__REQUIRED WORK__: Copy out the listing in full, exactly as written, but not its pictures.

• • •

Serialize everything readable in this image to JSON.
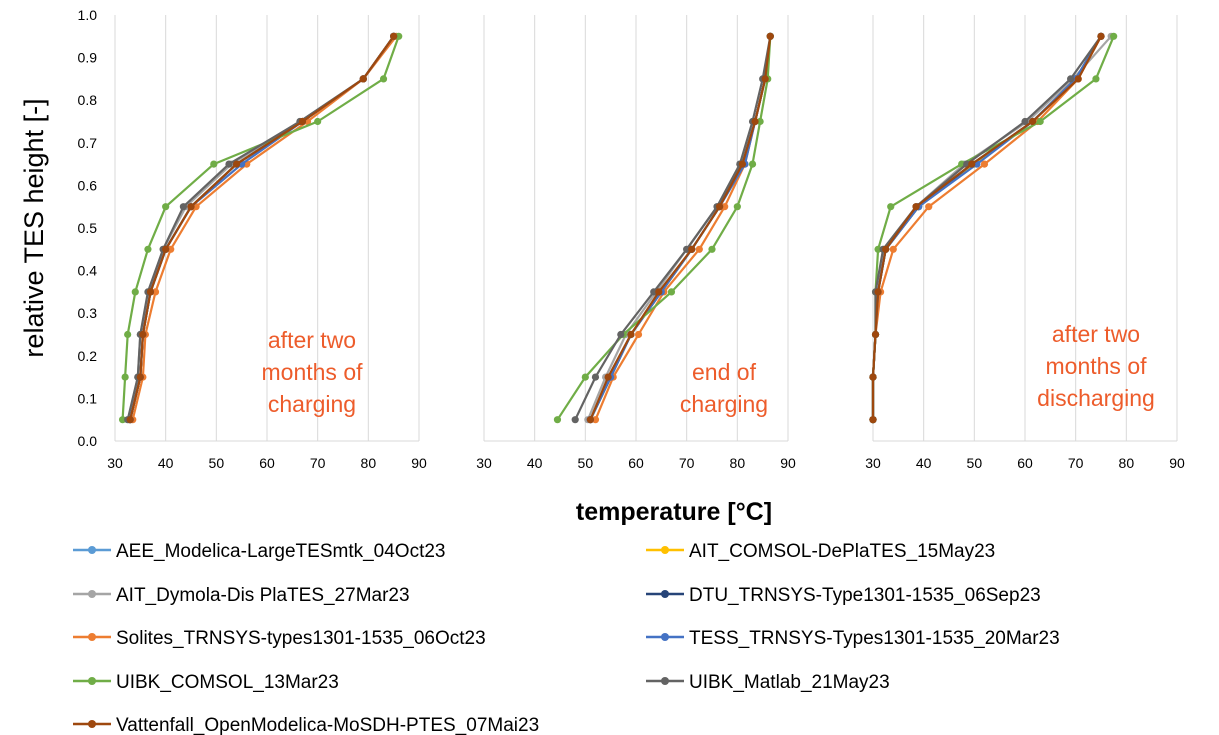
{
  "chart_data": {
    "type": "line",
    "ylabel": "relative TES height [-]",
    "xlabel": "temperature [°C]",
    "xlim": [
      30,
      90
    ],
    "ylim": [
      0.0,
      1.0
    ],
    "x_ticks": [
      "30",
      "40",
      "50",
      "60",
      "70",
      "80",
      "90"
    ],
    "y_ticks": [
      "0.0",
      "0.1",
      "0.2",
      "0.3",
      "0.4",
      "0.5",
      "0.6",
      "0.7",
      "0.8",
      "0.9",
      "1.0"
    ],
    "grid": "vertical",
    "legend_position": "bottom",
    "y": [
      0.05,
      0.15,
      0.25,
      0.35,
      0.45,
      0.55,
      0.65,
      0.75,
      0.85,
      0.95
    ],
    "series_meta": [
      {
        "name": "AEE_Modelica-LargeTESmtk_04Oct23",
        "color": "#5b9bd5"
      },
      {
        "name": "AIT_COMSOL-DePlaTES_15May23",
        "color": "#ffc000"
      },
      {
        "name": "AIT_Dymola-Dis PlaTES_27Mar23",
        "color": "#a5a5a5"
      },
      {
        "name": "DTU_TRNSYS-Type1301-1535_06Sep23",
        "color": "#264478"
      },
      {
        "name": "Solites_TRNSYS-types1301-1535_06Oct23",
        "color": "#ed7d31"
      },
      {
        "name": "TESS_TRNSYS-Types1301-1535_20Mar23",
        "color": "#4472c4"
      },
      {
        "name": "UIBK_COMSOL_13Mar23",
        "color": "#70ad47"
      },
      {
        "name": "UIBK_Matlab_21May23",
        "color": "#636363"
      },
      {
        "name": "Vattenfall_OpenModelica-MoSDH-PTES_07Mai23",
        "color": "#9e480e"
      }
    ],
    "panels": [
      {
        "annotation": [
          "after two",
          "months  of",
          "charging"
        ],
        "series": [
          {
            "name": "AEE_Modelica-LargeTESmtk_04Oct23",
            "x": [
              33,
              35,
              35.5,
              37,
              40,
              45,
              54,
              67,
              79,
              85
            ]
          },
          {
            "name": "AIT_COMSOL-DePlaTES_15May23",
            "x": [
              33,
              35,
              35.5,
              37,
              40,
              45,
              54,
              67,
              79,
              85
            ]
          },
          {
            "name": "AIT_Dymola-Dis PlaTES_27Mar23",
            "x": [
              32.8,
              34.5,
              35,
              36.8,
              39.5,
              44,
              53,
              66.5,
              79,
              85
            ]
          },
          {
            "name": "DTU_TRNSYS-Type1301-1535_06Sep23",
            "x": [
              33,
              35,
              35.5,
              37,
              40,
              45,
              54,
              67,
              79,
              85
            ]
          },
          {
            "name": "Solites_TRNSYS-types1301-1535_06Oct23",
            "x": [
              33.5,
              35.5,
              36,
              38,
              41,
              46,
              56,
              68,
              79,
              85.5
            ]
          },
          {
            "name": "TESS_TRNSYS-Types1301-1535_20Mar23",
            "x": [
              33,
              35,
              35.5,
              37,
              40,
              45,
              55,
              67,
              79,
              85
            ]
          },
          {
            "name": "UIBK_COMSOL_13Mar23",
            "x": [
              31.5,
              32,
              32.5,
              34,
              36.5,
              40,
              49.5,
              70,
              83,
              86
            ]
          },
          {
            "name": "UIBK_Matlab_21May23",
            "x": [
              32.5,
              34.5,
              35,
              36.5,
              39.5,
              43.5,
              52.5,
              66.5,
              79,
              85
            ]
          },
          {
            "name": "Vattenfall_OpenModelica-MoSDH-PTES_07Mai23",
            "x": [
              33,
              35,
              35.5,
              37,
              40,
              45,
              54,
              67,
              79,
              85
            ]
          }
        ]
      },
      {
        "annotation": [
          "end of",
          "charging"
        ],
        "series": [
          {
            "name": "AEE_Modelica-LargeTESmtk_04Oct23",
            "x": [
              51,
              55,
              59,
              65,
              71,
              76.5,
              81,
              83.5,
              85.5,
              86.5
            ]
          },
          {
            "name": "AIT_COMSOL-DePlaTES_15May23",
            "x": [
              51,
              55,
              59,
              65,
              71,
              76.5,
              81,
              83.5,
              85.5,
              86.5
            ]
          },
          {
            "name": "AIT_Dymola-Dis PlaTES_27Mar23",
            "x": [
              50.5,
              54,
              58,
              64,
              70,
              76,
              80.5,
              83.5,
              85.5,
              86.5
            ]
          },
          {
            "name": "DTU_TRNSYS-Type1301-1535_06Sep23",
            "x": [
              51,
              55,
              59,
              65,
              71,
              76.5,
              81,
              83.5,
              85.5,
              86.5
            ]
          },
          {
            "name": "Solites_TRNSYS-types1301-1535_06Oct23",
            "x": [
              52,
              55.5,
              60.5,
              65.5,
              72.5,
              77.5,
              81.5,
              83.5,
              85.5,
              86.5
            ]
          },
          {
            "name": "TESS_TRNSYS-Types1301-1535_20Mar23",
            "x": [
              51,
              55,
              59,
              65,
              71,
              76.5,
              81.5,
              83.5,
              85.5,
              86.5
            ]
          },
          {
            "name": "UIBK_COMSOL_13Mar23",
            "x": [
              44.5,
              50,
              57.5,
              67,
              75,
              80,
              83,
              84.5,
              86,
              86.5
            ]
          },
          {
            "name": "UIBK_Matlab_21May23",
            "x": [
              48,
              52,
              57,
              63.5,
              70,
              76,
              80.5,
              83,
              85,
              86.5
            ]
          },
          {
            "name": "Vattenfall_OpenModelica-MoSDH-PTES_07Mai23",
            "x": [
              51,
              54.5,
              59,
              64.5,
              71,
              76.5,
              81,
              83.5,
              85.5,
              86.5
            ]
          }
        ]
      },
      {
        "annotation": [
          "after two",
          "months  of",
          "discharging"
        ],
        "series": [
          {
            "name": "AEE_Modelica-LargeTESmtk_04Oct23",
            "x": [
              30,
              30,
              30.5,
              31,
              32.5,
              39,
              50,
              61.5,
              70,
              75
            ]
          },
          {
            "name": "AIT_COMSOL-DePlaTES_15May23",
            "x": [
              30,
              30,
              30.5,
              31,
              32.5,
              39,
              50,
              61.5,
              70,
              75
            ]
          },
          {
            "name": "AIT_Dymola-Dis PlaTES_27Mar23",
            "x": [
              30,
              30,
              30.5,
              31,
              32,
              38.5,
              48,
              60.5,
              69.5,
              77
            ]
          },
          {
            "name": "DTU_TRNSYS-Type1301-1535_06Sep23",
            "x": [
              30,
              30,
              30.5,
              31,
              32.5,
              39,
              49.5,
              61.5,
              70,
              75
            ]
          },
          {
            "name": "Solites_TRNSYS-types1301-1535_06Oct23",
            "x": [
              30,
              30,
              30.5,
              31.5,
              34,
              41,
              52,
              62.5,
              70.5,
              75
            ]
          },
          {
            "name": "TESS_TRNSYS-Types1301-1535_20Mar23",
            "x": [
              30,
              30,
              30.5,
              31,
              32.5,
              39,
              50.5,
              61.5,
              70,
              75
            ]
          },
          {
            "name": "UIBK_COMSOL_13Mar23",
            "x": [
              30,
              30,
              30.5,
              30.5,
              31,
              33.5,
              47.5,
              63,
              74,
              77.5
            ]
          },
          {
            "name": "UIBK_Matlab_21May23",
            "x": [
              30,
              30,
              30.5,
              30.5,
              32,
              38.5,
              48.5,
              60,
              69,
              75
            ]
          },
          {
            "name": "Vattenfall_OpenModelica-MoSDH-PTES_07Mai23",
            "x": [
              30,
              30,
              30.5,
              31,
              32.5,
              38.5,
              49.5,
              61.5,
              70.5,
              75
            ]
          }
        ]
      }
    ]
  }
}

• • •

__RESPONSE BELOW__:
Serialize everything readable in this image to JSON.
{
  "chart_data": {
    "type": "line",
    "ylabel": "relative TES height [-]",
    "xlabel": "temperature [°C]",
    "xlim": [
      30,
      90
    ],
    "ylim": [
      0.0,
      1.0
    ],
    "x_ticks": [
      "30",
      "40",
      "50",
      "60",
      "70",
      "80",
      "90"
    ],
    "y_ticks": [
      "0.0",
      "0.1",
      "0.2",
      "0.3",
      "0.4",
      "0.5",
      "0.6",
      "0.7",
      "0.8",
      "0.9",
      "1.0"
    ],
    "grid": "vertical",
    "legend_position": "bottom",
    "y": [
      0.05,
      0.15,
      0.25,
      0.35,
      0.45,
      0.55,
      0.65,
      0.75,
      0.85,
      0.95
    ],
    "series_meta": [
      {
        "name": "AEE_Modelica-LargeTESmtk_04Oct23",
        "color": "#5b9bd5"
      },
      {
        "name": "AIT_COMSOL-DePlaTES_15May23",
        "color": "#ffc000"
      },
      {
        "name": "AIT_Dymola-Dis PlaTES_27Mar23",
        "color": "#a5a5a5"
      },
      {
        "name": "DTU_TRNSYS-Type1301-1535_06Sep23",
        "color": "#264478"
      },
      {
        "name": "Solites_TRNSYS-types1301-1535_06Oct23",
        "color": "#ed7d31"
      },
      {
        "name": "TESS_TRNSYS-Types1301-1535_20Mar23",
        "color": "#4472c4"
      },
      {
        "name": "UIBK_COMSOL_13Mar23",
        "color": "#70ad47"
      },
      {
        "name": "UIBK_Matlab_21May23",
        "color": "#636363"
      },
      {
        "name": "Vattenfall_OpenModelica-MoSDH-PTES_07Mai23",
        "color": "#9e480e"
      }
    ],
    "panels": [
      {
        "annotation": [
          "after two",
          "months  of",
          "charging"
        ],
        "series": [
          {
            "name": "AEE_Modelica-LargeTESmtk_04Oct23",
            "x": [
              33,
              35,
              35.5,
              37,
              40,
              45,
              54,
              67,
              79,
              85
            ]
          },
          {
            "name": "AIT_COMSOL-DePlaTES_15May23",
            "x": [
              33,
              35,
              35.5,
              37,
              40,
              45,
              54,
              67,
              79,
              85
            ]
          },
          {
            "name": "AIT_Dymola-Dis PlaTES_27Mar23",
            "x": [
              32.8,
              34.5,
              35,
              36.8,
              39.5,
              44,
              53,
              66.5,
              79,
              85
            ]
          },
          {
            "name": "DTU_TRNSYS-Type1301-1535_06Sep23",
            "x": [
              33,
              35,
              35.5,
              37,
              40,
              45,
              54,
              67,
              79,
              85
            ]
          },
          {
            "name": "Solites_TRNSYS-types1301-1535_06Oct23",
            "x": [
              33.5,
              35.5,
              36,
              38,
              41,
              46,
              56,
              68,
              79,
              85.5
            ]
          },
          {
            "name": "TESS_TRNSYS-Types1301-1535_20Mar23",
            "x": [
              33,
              35,
              35.5,
              37,
              40,
              45,
              55,
              67,
              79,
              85
            ]
          },
          {
            "name": "UIBK_COMSOL_13Mar23",
            "x": [
              31.5,
              32,
              32.5,
              34,
              36.5,
              40,
              49.5,
              70,
              83,
              86
            ]
          },
          {
            "name": "UIBK_Matlab_21May23",
            "x": [
              32.5,
              34.5,
              35,
              36.5,
              39.5,
              43.5,
              52.5,
              66.5,
              79,
              85
            ]
          },
          {
            "name": "Vattenfall_OpenModelica-MoSDH-PTES_07Mai23",
            "x": [
              33,
              35,
              35.5,
              37,
              40,
              45,
              54,
              67,
              79,
              85
            ]
          }
        ]
      },
      {
        "annotation": [
          "end of",
          "charging"
        ],
        "series": [
          {
            "name": "AEE_Modelica-LargeTESmtk_04Oct23",
            "x": [
              51,
              55,
              59,
              65,
              71,
              76.5,
              81,
              83.5,
              85.5,
              86.5
            ]
          },
          {
            "name": "AIT_COMSOL-DePlaTES_15May23",
            "x": [
              51,
              55,
              59,
              65,
              71,
              76.5,
              81,
              83.5,
              85.5,
              86.5
            ]
          },
          {
            "name": "AIT_Dymola-Dis PlaTES_27Mar23",
            "x": [
              50.5,
              54,
              58,
              64,
              70,
              76,
              80.5,
              83.5,
              85.5,
              86.5
            ]
          },
          {
            "name": "DTU_TRNSYS-Type1301-1535_06Sep23",
            "x": [
              51,
              55,
              59,
              65,
              71,
              76.5,
              81,
              83.5,
              85.5,
              86.5
            ]
          },
          {
            "name": "Solites_TRNSYS-types1301-1535_06Oct23",
            "x": [
              52,
              55.5,
              60.5,
              65.5,
              72.5,
              77.5,
              81.5,
              83.5,
              85.5,
              86.5
            ]
          },
          {
            "name": "TESS_TRNSYS-Types1301-1535_20Mar23",
            "x": [
              51,
              55,
              59,
              65,
              71,
              76.5,
              81.5,
              83.5,
              85.5,
              86.5
            ]
          },
          {
            "name": "UIBK_COMSOL_13Mar23",
            "x": [
              44.5,
              50,
              57.5,
              67,
              75,
              80,
              83,
              84.5,
              86,
              86.5
            ]
          },
          {
            "name": "UIBK_Matlab_21May23",
            "x": [
              48,
              52,
              57,
              63.5,
              70,
              76,
              80.5,
              83,
              85,
              86.5
            ]
          },
          {
            "name": "Vattenfall_OpenModelica-MoSDH-PTES_07Mai23",
            "x": [
              51,
              54.5,
              59,
              64.5,
              71,
              76.5,
              81,
              83.5,
              85.5,
              86.5
            ]
          }
        ]
      },
      {
        "annotation": [
          "after two",
          "months  of",
          "discharging"
        ],
        "series": [
          {
            "name": "AEE_Modelica-LargeTESmtk_04Oct23",
            "x": [
              30,
              30,
              30.5,
              31,
              32.5,
              39,
              50,
              61.5,
              70,
              75
            ]
          },
          {
            "name": "AIT_COMSOL-DePlaTES_15May23",
            "x": [
              30,
              30,
              30.5,
              31,
              32.5,
              39,
              50,
              61.5,
              70,
              75
            ]
          },
          {
            "name": "AIT_Dymola-Dis PlaTES_27Mar23",
            "x": [
              30,
              30,
              30.5,
              31,
              32,
              38.5,
              48,
              60.5,
              69.5,
              77
            ]
          },
          {
            "name": "DTU_TRNSYS-Type1301-1535_06Sep23",
            "x": [
              30,
              30,
              30.5,
              31,
              32.5,
              39,
              49.5,
              61.5,
              70,
              75
            ]
          },
          {
            "name": "Solites_TRNSYS-types1301-1535_06Oct23",
            "x": [
              30,
              30,
              30.5,
              31.5,
              34,
              41,
              52,
              62.5,
              70.5,
              75
            ]
          },
          {
            "name": "TESS_TRNSYS-Types1301-1535_20Mar23",
            "x": [
              30,
              30,
              30.5,
              31,
              32.5,
              39,
              50.5,
              61.5,
              70,
              75
            ]
          },
          {
            "name": "UIBK_COMSOL_13Mar23",
            "x": [
              30,
              30,
              30.5,
              30.5,
              31,
              33.5,
              47.5,
              63,
              74,
              77.5
            ]
          },
          {
            "name": "UIBK_Matlab_21May23",
            "x": [
              30,
              30,
              30.5,
              30.5,
              32,
              38.5,
              48.5,
              60,
              69,
              75
            ]
          },
          {
            "name": "Vattenfall_OpenModelica-MoSDH-PTES_07Mai23",
            "x": [
              30,
              30,
              30.5,
              31,
              32.5,
              38.5,
              49.5,
              61.5,
              70.5,
              75
            ]
          }
        ]
      }
    ]
  }
}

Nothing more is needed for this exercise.